Challenge ▸
Read the records and gather each line that includes "death".

Record list ▸
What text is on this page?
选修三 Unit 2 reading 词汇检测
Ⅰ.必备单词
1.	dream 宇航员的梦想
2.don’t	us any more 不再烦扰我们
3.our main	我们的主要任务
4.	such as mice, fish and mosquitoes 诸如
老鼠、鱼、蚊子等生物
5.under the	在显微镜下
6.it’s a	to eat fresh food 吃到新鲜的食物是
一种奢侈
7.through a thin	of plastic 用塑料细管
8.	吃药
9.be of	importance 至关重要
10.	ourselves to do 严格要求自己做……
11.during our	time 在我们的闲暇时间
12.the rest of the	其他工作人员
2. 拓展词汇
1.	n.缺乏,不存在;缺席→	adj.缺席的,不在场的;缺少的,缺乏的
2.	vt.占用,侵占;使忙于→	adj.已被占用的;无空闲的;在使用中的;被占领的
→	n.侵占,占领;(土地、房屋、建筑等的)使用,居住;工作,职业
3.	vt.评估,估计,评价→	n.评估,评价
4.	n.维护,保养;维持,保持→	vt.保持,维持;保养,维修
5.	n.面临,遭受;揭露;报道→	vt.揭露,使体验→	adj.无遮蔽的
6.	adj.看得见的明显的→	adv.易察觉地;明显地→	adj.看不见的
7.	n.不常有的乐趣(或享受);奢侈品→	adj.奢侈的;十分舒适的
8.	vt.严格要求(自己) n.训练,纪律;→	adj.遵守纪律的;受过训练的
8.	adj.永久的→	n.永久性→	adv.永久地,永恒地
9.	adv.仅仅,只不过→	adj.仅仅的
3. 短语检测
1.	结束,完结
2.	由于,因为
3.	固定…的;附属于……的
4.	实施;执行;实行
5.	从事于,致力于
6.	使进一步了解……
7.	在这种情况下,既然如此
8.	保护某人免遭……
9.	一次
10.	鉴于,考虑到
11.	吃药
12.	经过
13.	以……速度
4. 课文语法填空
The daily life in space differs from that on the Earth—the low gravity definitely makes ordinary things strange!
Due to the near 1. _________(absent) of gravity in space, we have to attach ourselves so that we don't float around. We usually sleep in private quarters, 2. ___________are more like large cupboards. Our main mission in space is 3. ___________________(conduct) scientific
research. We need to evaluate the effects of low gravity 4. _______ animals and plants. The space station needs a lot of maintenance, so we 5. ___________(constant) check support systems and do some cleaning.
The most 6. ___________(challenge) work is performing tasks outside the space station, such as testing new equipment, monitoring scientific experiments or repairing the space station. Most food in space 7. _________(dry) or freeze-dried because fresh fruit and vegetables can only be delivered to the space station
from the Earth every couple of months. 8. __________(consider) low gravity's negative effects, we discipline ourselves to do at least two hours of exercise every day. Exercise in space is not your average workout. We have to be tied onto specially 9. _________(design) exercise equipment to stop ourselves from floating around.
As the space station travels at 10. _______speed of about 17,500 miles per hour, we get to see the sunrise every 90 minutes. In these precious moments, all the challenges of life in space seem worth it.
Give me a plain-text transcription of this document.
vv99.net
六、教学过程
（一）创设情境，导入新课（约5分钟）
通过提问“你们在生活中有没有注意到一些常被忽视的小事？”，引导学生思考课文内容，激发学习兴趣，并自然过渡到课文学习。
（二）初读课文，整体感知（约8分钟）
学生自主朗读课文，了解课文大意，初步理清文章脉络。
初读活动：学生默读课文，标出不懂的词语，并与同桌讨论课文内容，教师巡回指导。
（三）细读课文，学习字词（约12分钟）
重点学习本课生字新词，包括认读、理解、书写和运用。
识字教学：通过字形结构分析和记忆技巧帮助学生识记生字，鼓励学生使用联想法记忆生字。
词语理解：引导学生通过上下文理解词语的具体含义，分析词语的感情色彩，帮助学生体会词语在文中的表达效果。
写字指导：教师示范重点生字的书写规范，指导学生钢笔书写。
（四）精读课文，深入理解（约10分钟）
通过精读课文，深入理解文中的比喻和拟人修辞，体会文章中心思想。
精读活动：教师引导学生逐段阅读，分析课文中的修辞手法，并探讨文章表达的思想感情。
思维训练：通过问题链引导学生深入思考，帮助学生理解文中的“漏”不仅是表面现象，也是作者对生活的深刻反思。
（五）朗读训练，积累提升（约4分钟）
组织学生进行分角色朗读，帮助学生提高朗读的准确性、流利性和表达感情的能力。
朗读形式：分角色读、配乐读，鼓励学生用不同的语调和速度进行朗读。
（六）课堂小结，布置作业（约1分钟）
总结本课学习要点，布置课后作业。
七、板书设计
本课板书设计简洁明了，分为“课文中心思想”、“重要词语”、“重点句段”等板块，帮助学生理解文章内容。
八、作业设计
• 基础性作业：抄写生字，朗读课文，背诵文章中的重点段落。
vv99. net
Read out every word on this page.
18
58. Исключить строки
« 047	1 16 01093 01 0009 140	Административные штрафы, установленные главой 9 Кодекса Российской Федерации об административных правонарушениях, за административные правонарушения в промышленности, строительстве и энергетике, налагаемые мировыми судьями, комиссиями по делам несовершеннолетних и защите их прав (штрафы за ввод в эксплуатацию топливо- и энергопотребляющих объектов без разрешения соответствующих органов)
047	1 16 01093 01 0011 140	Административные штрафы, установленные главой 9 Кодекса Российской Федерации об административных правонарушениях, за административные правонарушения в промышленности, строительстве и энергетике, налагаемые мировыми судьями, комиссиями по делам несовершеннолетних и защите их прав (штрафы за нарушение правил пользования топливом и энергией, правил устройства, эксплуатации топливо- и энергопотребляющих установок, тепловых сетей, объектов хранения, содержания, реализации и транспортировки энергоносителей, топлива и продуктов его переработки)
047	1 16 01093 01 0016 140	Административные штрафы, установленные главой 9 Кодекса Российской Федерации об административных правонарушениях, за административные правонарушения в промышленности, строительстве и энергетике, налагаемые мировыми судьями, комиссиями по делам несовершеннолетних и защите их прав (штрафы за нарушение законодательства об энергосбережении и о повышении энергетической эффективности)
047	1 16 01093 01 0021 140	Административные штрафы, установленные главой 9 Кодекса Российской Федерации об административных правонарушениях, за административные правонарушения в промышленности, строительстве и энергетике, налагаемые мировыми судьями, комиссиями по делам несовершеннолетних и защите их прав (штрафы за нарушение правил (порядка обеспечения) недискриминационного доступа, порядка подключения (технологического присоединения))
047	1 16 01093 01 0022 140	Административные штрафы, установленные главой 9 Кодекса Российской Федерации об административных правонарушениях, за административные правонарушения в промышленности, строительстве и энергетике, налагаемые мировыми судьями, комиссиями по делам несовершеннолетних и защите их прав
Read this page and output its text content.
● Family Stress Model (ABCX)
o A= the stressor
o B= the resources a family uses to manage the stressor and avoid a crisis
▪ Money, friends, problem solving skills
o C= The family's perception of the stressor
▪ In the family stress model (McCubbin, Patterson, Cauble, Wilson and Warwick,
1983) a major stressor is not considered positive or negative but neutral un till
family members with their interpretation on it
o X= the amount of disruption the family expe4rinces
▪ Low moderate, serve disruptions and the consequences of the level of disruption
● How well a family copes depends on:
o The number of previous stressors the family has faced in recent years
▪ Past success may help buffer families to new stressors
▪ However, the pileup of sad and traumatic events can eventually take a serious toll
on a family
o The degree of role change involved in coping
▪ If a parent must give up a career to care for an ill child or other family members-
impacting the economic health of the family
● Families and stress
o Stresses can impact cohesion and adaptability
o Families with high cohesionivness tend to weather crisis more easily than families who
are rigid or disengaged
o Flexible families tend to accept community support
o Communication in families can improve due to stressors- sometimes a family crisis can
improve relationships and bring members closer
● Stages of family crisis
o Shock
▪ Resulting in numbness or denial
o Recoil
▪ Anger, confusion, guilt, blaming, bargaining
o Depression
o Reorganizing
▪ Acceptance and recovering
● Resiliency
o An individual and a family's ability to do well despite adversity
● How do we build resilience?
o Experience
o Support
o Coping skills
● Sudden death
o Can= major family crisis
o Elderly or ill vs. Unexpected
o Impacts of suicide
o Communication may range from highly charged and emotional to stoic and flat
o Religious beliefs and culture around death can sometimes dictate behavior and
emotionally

Full output ▸
● Sudden death
o Religious beliefs and culture around death can sometimes dictate behavior and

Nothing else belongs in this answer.